**EXERCISE PROMPT**:
Write out the listing below without alteration, omitting its pictures.

**GIVEN RECORDS**:
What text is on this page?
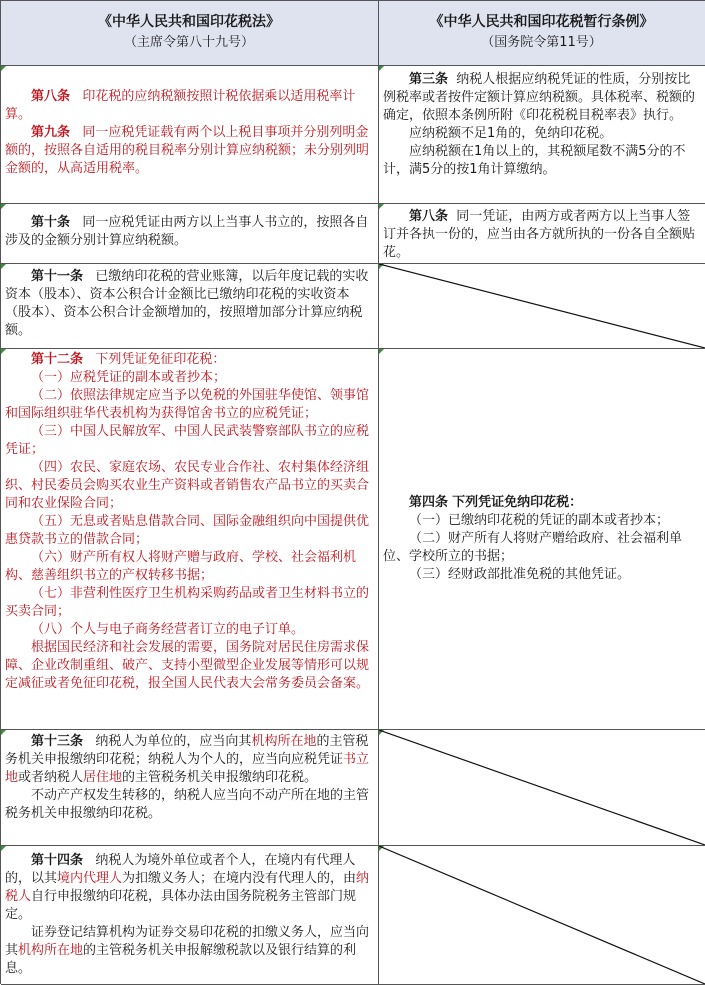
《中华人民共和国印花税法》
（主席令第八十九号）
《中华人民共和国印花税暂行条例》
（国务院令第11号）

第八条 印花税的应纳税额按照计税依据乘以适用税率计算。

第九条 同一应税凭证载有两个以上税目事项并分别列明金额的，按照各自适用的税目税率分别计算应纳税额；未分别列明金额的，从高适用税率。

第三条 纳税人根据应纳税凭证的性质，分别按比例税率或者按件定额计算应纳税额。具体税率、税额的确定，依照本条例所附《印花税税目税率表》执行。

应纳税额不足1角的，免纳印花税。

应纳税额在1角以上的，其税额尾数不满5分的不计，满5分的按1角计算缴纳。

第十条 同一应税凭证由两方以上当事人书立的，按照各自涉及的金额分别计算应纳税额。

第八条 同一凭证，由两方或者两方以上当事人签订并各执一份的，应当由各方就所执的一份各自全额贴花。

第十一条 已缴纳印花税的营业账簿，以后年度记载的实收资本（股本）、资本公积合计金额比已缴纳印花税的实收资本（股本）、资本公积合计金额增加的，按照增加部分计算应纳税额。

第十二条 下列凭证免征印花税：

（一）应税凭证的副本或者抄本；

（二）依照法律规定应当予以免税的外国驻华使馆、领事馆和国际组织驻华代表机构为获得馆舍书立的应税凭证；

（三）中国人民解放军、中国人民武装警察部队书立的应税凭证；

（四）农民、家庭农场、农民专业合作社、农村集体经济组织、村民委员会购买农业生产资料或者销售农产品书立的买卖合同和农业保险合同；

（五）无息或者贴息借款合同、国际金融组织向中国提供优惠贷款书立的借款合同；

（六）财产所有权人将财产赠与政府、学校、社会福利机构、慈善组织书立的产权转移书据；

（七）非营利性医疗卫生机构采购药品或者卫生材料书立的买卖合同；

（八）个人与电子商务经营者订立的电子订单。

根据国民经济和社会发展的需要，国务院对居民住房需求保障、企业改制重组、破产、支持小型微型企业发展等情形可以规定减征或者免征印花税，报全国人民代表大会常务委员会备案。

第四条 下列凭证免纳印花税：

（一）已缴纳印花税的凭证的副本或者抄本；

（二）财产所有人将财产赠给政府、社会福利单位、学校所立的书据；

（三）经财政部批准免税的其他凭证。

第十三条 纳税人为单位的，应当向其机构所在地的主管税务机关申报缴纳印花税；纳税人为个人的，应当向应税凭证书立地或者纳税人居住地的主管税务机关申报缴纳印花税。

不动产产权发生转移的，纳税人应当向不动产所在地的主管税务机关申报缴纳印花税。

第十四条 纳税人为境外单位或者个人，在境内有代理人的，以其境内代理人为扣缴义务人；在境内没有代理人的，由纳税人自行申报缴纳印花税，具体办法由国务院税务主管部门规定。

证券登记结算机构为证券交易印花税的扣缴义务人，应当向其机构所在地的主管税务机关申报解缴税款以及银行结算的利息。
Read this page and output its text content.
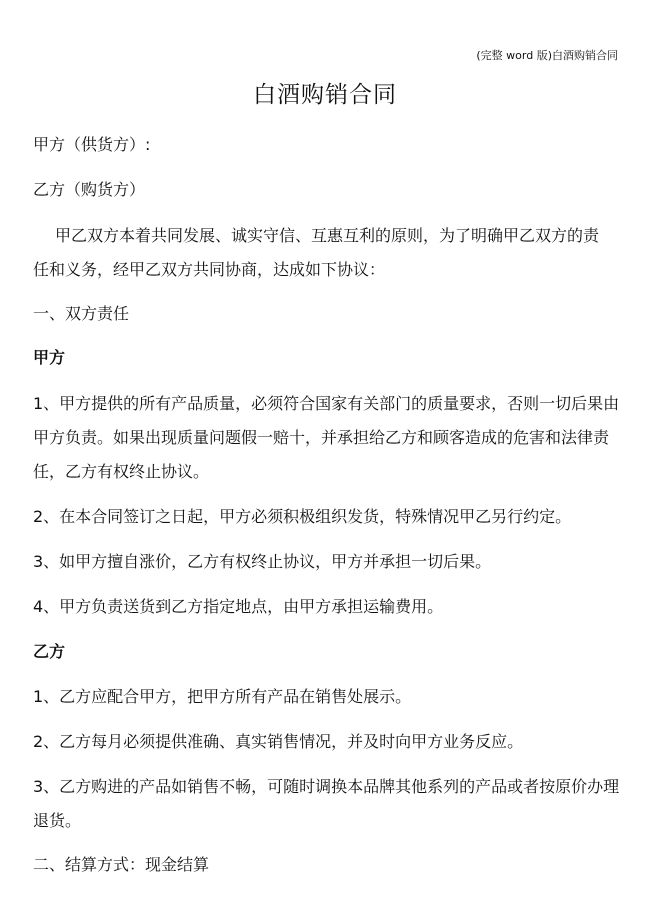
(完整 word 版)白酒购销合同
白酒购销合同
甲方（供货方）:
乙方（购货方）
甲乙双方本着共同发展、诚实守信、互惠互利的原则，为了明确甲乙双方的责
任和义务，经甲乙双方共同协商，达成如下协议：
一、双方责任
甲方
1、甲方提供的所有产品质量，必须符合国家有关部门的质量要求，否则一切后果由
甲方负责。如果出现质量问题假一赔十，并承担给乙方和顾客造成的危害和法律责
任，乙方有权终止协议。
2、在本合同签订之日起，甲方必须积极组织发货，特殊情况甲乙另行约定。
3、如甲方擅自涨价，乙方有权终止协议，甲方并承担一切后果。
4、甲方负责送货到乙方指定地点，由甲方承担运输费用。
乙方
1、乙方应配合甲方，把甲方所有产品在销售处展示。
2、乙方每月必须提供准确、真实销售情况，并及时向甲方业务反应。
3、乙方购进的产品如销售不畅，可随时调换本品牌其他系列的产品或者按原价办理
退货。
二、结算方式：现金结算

**REPLY**:
What text is on this page?
《中华人民共和国印花税法》
（主席令第八十九号）
《中华人民共和国印花税暂行条例》
（国务院令第11号）

第八条 印花税的应纳税额按照计税依据乘以适用税率计算。

第九条 同一应税凭证载有两个以上税目事项并分别列明金额的，按照各自适用的税目税率分别计算应纳税额；未分别列明金额的，从高适用税率。

第三条 纳税人根据应纳税凭证的性质，分别按比例税率或者按件定额计算应纳税额。具体税率、税额的确定，依照本条例所附《印花税税目税率表》执行。

应纳税额不足1角的，免纳印花税。

应纳税额在1角以上的，其税额尾数不满5分的不计，满5分的按1角计算缴纳。

第十条 同一应税凭证由两方以上当事人书立的，按照各自涉及的金额分别计算应纳税额。

第八条 同一凭证，由两方或者两方以上当事人签订并各执一份的，应当由各方就所执的一份各自全额贴花。

第十一条 已缴纳印花税的营业账簿，以后年度记载的实收资本（股本）、资本公积合计金额比已缴纳印花税的实收资本（股本）、资本公积合计金额增加的，按照增加部分计算应纳税额。

第十二条 下列凭证免征印花税：

（一）应税凭证的副本或者抄本；

（二）依照法律规定应当予以免税的外国驻华使馆、领事馆和国际组织驻华代表机构为获得馆舍书立的应税凭证；

（三）中国人民解放军、中国人民武装警察部队书立的应税凭证；

（四）农民、家庭农场、农民专业合作社、农村集体经济组织、村民委员会购买农业生产资料或者销售农产品书立的买卖合同和农业保险合同；

（五）无息或者贴息借款合同、国际金融组织向中国提供优惠贷款书立的借款合同；

（六）财产所有权人将财产赠与政府、学校、社会福利机构、慈善组织书立的产权转移书据；

（七）非营利性医疗卫生机构采购药品或者卫生材料书立的买卖合同；

（八）个人与电子商务经营者订立的电子订单。

根据国民经济和社会发展的需要，国务院对居民住房需求保障、企业改制重组、破产、支持小型微型企业发展等情形可以规定减征或者免征印花税，报全国人民代表大会常务委员会备案。

第四条 下列凭证免纳印花税：

（一）已缴纳印花税的凭证的副本或者抄本；

（二）财产所有人将财产赠给政府、社会福利单位、学校所立的书据；

（三）经财政部批准免税的其他凭证。

第十三条 纳税人为单位的，应当向其机构所在地的主管税务机关申报缴纳印花税；纳税人为个人的，应当向应税凭证书立地或者纳税人居住地的主管税务机关申报缴纳印花税。

不动产产权发生转移的，纳税人应当向不动产所在地的主管税务机关申报缴纳印花税。

第十四条 纳税人为境外单位或者个人，在境内有代理人的，以其境内代理人为扣缴义务人；在境内没有代理人的，由纳税人自行申报缴纳印花税，具体办法由国务院税务主管部门规定。

证券登记结算机构为证券交易印花税的扣缴义务人，应当向其机构所在地的主管税务机关申报解缴税款以及银行结算的利息。
Read this page and output its text content.
(完整 word 版)白酒购销合同
白酒购销合同
甲方（供货方）:
乙方（购货方）
甲乙双方本着共同发展、诚实守信、互惠互利的原则，为了明确甲乙双方的责
任和义务，经甲乙双方共同协商，达成如下协议：
一、双方责任
甲方
1、甲方提供的所有产品质量，必须符合国家有关部门的质量要求，否则一切后果由
甲方负责。如果出现质量问题假一赔十，并承担给乙方和顾客造成的危害和法律责
任，乙方有权终止协议。
2、在本合同签订之日起，甲方必须积极组织发货，特殊情况甲乙另行约定。
3、如甲方擅自涨价，乙方有权终止协议，甲方并承担一切后果。
4、甲方负责送货到乙方指定地点，由甲方承担运输费用。
乙方
1、乙方应配合甲方，把甲方所有产品在销售处展示。
2、乙方每月必须提供准确、真实销售情况，并及时向甲方业务反应。
3、乙方购进的产品如销售不畅，可随时调换本品牌其他系列的产品或者按原价办理
退货。
二、结算方式：现金结算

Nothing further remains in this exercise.